• **SUPPLIED DATA**
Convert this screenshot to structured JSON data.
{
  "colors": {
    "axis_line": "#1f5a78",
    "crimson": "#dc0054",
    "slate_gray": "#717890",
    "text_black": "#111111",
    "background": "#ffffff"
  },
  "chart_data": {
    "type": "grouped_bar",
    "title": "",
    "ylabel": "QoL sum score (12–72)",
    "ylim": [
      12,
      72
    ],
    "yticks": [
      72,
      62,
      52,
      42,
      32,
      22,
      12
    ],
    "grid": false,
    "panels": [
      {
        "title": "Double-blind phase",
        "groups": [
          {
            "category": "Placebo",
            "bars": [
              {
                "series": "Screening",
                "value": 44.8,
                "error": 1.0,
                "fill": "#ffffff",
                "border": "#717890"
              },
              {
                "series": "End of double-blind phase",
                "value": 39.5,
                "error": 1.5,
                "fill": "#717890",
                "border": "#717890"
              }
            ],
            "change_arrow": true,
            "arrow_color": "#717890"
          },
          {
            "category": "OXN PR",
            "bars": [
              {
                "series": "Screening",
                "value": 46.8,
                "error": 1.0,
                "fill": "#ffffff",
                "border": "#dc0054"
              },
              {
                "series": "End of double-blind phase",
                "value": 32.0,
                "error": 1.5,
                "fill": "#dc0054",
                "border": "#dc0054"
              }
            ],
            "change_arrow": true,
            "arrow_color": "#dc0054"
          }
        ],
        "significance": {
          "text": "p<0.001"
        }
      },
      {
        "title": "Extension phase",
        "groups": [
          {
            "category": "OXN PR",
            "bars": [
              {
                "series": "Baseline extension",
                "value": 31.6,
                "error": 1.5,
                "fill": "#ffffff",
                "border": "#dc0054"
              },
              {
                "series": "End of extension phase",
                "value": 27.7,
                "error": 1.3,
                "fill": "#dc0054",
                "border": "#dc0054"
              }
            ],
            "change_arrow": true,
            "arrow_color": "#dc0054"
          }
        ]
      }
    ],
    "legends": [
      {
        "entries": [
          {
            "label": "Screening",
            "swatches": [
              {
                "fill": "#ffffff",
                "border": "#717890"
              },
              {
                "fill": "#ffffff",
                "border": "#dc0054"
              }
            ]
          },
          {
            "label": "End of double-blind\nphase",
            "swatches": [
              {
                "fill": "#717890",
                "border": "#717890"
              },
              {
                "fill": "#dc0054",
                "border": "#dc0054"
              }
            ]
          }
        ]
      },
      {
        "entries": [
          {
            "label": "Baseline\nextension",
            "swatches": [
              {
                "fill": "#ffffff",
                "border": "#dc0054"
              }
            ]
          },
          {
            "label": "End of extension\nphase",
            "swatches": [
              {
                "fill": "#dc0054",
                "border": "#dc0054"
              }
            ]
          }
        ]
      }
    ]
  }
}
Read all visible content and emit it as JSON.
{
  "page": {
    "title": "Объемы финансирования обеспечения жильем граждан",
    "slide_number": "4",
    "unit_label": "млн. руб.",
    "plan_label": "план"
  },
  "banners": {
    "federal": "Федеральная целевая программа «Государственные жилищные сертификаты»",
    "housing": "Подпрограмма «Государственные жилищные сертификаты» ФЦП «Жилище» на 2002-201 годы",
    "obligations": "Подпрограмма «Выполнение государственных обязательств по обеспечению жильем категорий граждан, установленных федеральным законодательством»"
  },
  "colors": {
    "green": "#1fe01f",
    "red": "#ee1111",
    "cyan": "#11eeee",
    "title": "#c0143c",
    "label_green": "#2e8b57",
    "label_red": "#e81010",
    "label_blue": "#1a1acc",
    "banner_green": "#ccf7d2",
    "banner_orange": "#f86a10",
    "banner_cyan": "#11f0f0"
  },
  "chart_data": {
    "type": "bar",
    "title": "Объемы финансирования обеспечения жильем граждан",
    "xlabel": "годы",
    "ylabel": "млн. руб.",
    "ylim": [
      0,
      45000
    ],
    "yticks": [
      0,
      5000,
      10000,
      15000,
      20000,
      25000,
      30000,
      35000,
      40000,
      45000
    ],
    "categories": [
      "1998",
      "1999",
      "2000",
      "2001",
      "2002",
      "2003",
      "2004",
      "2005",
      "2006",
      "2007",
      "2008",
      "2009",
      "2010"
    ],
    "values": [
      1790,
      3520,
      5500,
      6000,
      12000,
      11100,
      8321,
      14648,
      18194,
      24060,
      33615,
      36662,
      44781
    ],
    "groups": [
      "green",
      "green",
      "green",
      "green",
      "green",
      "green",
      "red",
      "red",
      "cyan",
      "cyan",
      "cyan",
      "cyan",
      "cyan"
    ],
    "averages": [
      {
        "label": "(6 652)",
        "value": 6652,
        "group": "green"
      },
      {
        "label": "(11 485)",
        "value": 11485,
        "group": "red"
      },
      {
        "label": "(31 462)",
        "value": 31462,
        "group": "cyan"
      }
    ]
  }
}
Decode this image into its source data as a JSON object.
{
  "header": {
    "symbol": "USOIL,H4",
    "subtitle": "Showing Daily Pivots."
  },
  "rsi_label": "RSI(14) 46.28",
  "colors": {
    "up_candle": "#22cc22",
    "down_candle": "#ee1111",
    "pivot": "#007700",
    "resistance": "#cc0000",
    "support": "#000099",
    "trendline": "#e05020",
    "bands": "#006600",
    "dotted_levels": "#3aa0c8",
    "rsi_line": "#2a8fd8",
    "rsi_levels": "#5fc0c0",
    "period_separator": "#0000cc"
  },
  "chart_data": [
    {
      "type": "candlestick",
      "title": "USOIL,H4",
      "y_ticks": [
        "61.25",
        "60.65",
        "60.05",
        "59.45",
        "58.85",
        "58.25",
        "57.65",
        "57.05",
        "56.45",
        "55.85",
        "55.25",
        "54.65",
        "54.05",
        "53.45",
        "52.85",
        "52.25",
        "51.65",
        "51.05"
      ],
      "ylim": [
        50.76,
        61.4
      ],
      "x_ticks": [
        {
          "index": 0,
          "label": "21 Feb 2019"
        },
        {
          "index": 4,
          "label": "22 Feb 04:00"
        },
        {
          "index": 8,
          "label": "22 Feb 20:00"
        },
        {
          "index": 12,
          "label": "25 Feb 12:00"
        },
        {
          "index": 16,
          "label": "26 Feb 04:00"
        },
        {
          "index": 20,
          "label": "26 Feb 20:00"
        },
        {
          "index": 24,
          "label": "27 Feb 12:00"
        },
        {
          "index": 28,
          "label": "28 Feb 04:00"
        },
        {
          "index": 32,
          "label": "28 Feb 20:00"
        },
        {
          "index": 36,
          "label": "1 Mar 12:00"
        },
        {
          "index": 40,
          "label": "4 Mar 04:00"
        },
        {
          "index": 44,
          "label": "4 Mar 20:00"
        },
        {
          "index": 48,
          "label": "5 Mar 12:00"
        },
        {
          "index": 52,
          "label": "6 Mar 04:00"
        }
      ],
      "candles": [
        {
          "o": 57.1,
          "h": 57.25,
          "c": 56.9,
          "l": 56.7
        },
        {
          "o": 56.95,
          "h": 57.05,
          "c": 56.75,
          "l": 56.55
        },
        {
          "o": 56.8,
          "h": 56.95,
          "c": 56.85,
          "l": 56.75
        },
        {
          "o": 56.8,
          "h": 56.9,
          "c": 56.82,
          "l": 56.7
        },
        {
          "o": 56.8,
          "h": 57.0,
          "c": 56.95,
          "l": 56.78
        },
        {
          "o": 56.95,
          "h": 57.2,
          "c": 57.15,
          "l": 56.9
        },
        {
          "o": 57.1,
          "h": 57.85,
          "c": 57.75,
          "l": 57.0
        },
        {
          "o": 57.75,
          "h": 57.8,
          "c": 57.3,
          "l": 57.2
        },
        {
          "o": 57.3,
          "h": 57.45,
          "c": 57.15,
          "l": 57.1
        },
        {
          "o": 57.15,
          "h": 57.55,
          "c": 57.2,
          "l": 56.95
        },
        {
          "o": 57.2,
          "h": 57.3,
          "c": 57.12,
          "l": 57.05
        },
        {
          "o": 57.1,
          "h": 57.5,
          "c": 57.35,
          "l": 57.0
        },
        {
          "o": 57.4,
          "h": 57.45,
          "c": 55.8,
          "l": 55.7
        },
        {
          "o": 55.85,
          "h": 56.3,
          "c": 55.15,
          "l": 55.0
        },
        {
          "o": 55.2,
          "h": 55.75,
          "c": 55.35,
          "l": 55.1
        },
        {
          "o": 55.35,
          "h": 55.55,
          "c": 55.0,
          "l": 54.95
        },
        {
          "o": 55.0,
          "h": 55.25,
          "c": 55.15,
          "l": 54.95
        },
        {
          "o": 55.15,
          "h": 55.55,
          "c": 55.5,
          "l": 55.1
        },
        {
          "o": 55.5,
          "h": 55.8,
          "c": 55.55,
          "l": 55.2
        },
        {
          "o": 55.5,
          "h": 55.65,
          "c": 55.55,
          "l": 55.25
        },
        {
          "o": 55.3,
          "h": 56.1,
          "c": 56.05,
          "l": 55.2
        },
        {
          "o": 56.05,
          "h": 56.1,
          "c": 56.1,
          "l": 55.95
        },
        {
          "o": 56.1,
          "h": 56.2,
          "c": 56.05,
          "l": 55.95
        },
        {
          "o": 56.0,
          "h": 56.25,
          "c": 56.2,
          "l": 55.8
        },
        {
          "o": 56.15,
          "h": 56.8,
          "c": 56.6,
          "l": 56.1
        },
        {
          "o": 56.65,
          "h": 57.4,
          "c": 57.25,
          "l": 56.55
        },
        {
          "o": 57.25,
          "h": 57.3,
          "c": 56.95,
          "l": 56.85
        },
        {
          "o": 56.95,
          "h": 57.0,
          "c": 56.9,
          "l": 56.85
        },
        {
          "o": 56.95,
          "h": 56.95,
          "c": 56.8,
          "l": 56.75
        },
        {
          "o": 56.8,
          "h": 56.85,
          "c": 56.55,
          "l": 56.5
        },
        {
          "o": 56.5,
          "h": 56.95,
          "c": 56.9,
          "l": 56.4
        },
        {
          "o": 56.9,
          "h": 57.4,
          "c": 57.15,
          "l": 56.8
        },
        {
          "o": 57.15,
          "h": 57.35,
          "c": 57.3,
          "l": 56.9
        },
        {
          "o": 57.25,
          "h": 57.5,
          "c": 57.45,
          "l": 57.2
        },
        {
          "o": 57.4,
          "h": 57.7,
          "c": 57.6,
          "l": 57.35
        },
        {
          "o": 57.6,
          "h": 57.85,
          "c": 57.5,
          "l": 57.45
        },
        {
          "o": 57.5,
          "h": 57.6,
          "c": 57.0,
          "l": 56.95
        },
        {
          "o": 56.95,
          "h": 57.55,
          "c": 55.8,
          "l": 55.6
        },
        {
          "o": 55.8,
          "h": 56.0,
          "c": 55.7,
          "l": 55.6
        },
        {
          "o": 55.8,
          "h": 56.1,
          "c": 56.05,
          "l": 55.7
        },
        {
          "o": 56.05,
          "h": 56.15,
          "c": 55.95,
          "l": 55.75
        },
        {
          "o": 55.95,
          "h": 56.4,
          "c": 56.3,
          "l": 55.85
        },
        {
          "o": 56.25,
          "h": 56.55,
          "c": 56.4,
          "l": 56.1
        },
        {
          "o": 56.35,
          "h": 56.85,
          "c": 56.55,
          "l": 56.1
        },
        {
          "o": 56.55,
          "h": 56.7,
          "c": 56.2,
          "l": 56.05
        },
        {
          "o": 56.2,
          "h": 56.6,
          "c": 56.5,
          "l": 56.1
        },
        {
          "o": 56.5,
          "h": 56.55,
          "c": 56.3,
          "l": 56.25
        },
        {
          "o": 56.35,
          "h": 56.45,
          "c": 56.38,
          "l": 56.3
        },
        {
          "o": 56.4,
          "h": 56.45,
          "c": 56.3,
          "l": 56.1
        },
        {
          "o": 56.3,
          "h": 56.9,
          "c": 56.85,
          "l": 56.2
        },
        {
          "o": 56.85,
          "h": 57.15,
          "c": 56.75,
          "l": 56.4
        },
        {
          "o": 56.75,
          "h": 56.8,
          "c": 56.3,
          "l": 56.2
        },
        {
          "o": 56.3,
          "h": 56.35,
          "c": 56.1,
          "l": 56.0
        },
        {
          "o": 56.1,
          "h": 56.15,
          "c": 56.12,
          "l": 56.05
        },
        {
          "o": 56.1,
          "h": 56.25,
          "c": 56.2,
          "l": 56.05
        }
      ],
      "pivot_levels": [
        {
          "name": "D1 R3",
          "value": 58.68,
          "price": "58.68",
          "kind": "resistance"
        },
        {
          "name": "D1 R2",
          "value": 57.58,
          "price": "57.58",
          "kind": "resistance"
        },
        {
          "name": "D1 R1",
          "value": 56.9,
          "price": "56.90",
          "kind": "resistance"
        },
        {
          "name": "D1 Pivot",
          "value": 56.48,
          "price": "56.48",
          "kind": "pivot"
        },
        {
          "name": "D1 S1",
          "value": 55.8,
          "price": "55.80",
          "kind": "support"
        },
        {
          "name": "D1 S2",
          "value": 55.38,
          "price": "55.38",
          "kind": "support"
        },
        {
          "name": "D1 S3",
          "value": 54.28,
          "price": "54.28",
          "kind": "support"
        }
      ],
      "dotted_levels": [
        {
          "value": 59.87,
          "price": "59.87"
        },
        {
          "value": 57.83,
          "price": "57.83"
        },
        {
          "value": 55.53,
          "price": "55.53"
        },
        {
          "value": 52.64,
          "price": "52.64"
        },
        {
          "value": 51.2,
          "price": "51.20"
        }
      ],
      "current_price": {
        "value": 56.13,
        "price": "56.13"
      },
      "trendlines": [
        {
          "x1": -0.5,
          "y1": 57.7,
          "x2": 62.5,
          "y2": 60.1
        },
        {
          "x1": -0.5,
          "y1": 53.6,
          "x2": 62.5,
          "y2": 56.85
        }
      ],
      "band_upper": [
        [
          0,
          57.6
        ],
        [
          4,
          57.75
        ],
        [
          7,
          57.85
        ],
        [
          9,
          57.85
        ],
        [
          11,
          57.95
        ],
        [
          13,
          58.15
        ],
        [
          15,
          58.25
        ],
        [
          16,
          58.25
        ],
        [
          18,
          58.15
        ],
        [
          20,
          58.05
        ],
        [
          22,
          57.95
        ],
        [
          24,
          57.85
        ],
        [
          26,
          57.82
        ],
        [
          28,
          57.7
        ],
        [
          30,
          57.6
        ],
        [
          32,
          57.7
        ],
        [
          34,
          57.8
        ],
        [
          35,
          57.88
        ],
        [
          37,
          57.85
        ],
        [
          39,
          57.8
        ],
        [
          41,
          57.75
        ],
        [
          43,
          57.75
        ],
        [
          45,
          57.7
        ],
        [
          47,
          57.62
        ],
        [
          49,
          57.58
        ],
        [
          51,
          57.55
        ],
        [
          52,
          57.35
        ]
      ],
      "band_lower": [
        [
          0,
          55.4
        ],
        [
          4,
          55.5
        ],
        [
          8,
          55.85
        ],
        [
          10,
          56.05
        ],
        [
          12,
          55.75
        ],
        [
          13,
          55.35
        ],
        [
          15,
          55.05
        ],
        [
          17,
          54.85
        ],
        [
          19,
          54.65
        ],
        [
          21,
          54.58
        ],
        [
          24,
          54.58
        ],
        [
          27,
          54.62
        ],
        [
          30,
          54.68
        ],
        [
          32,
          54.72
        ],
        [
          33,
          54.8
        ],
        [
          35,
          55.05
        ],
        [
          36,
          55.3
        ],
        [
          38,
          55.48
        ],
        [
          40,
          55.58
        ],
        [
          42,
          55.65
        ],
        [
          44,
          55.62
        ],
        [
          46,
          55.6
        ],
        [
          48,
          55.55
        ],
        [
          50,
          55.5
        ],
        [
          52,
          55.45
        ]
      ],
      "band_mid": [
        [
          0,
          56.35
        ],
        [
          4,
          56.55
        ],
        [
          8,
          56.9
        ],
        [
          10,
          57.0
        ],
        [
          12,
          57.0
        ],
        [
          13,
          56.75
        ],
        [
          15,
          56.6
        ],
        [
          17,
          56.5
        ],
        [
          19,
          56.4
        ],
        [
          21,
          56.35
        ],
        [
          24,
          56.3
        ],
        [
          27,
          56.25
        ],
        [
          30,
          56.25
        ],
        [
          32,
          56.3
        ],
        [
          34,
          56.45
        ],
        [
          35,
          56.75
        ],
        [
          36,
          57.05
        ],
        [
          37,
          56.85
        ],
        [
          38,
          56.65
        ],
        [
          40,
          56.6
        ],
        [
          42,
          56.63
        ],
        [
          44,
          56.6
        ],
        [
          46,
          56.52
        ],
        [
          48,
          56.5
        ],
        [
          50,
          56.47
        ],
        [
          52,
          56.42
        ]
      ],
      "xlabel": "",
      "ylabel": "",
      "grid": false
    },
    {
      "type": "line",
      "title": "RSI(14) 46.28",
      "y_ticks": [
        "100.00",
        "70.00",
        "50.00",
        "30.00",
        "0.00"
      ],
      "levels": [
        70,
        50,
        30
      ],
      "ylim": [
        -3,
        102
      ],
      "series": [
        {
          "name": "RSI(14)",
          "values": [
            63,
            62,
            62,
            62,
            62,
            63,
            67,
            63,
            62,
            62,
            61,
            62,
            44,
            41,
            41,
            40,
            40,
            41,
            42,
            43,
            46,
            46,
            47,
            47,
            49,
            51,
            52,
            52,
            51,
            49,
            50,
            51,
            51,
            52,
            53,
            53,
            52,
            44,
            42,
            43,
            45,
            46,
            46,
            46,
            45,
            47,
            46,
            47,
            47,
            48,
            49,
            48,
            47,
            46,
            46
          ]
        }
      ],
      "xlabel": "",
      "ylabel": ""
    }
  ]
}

• **AIM OF THE TASK**
Your answer should be a single number: the count of lines in the material above that contain "годы".

• **COMPLETED EXERCISE**
2